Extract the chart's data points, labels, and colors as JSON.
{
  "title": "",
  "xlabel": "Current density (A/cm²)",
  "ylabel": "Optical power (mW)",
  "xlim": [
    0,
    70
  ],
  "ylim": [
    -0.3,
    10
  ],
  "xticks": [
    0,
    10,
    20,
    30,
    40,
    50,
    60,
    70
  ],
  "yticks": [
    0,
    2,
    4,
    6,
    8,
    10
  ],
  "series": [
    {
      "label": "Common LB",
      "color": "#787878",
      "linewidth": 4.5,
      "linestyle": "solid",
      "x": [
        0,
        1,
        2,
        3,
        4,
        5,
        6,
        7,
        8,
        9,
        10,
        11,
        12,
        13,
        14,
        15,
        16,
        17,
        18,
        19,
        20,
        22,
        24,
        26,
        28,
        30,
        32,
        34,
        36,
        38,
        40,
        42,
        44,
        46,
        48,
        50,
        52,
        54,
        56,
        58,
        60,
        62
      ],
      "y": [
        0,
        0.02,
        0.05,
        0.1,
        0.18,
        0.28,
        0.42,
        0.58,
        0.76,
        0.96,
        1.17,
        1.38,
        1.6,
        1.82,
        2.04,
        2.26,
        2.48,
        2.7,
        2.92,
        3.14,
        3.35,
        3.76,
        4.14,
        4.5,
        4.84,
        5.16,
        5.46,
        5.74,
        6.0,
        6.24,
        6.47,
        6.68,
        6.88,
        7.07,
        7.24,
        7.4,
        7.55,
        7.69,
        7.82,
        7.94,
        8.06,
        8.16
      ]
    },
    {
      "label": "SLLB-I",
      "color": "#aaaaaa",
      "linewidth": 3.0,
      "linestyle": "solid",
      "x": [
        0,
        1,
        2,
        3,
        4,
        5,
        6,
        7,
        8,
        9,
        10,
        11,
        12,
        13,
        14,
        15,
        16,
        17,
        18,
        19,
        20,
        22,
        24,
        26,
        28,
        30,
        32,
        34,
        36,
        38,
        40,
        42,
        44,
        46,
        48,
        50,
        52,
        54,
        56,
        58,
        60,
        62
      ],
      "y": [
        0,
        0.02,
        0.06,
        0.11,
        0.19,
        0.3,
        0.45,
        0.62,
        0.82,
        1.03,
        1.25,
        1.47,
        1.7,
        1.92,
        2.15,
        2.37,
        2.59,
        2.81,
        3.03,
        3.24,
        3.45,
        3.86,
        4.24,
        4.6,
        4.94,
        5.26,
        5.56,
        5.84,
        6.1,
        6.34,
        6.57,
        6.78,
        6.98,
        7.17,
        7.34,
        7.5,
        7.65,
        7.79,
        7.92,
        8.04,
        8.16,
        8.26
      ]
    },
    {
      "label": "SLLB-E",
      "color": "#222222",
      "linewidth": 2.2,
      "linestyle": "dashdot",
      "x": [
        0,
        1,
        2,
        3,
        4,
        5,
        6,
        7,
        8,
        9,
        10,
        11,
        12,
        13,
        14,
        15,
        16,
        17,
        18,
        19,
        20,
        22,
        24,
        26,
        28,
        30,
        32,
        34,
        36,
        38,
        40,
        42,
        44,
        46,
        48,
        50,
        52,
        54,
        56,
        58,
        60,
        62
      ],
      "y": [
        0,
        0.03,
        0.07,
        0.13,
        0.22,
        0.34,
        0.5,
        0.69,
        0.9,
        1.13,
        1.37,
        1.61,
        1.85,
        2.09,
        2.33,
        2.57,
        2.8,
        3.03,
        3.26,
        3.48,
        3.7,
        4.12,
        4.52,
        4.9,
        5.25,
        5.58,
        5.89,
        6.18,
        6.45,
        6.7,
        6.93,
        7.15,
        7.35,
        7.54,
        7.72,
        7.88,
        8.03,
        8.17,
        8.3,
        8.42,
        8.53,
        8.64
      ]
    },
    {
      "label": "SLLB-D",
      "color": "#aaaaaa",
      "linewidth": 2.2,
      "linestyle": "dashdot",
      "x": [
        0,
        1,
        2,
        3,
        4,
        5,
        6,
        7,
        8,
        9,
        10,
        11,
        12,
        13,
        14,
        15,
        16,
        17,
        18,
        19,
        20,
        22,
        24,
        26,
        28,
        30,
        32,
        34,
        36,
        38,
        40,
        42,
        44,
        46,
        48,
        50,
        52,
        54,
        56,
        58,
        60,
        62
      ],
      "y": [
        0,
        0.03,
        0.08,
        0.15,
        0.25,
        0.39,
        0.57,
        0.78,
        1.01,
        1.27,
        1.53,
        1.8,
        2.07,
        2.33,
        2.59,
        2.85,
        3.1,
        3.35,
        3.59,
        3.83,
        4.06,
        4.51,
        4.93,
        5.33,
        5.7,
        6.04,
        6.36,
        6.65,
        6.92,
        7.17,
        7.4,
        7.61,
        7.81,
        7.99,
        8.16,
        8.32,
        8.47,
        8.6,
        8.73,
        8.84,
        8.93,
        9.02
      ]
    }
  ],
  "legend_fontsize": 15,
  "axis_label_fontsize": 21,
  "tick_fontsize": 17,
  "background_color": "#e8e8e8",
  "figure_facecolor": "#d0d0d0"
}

▶ **TASK REQUIREMENTS**: Return the lines of the records that include the string "linewidth".

▶ **TASK RESPONSE**:
      "linewidth": 4.5,
      "linewidth": 3.0,
      "linewidth": 2.2,
      "linewidth": 2.2,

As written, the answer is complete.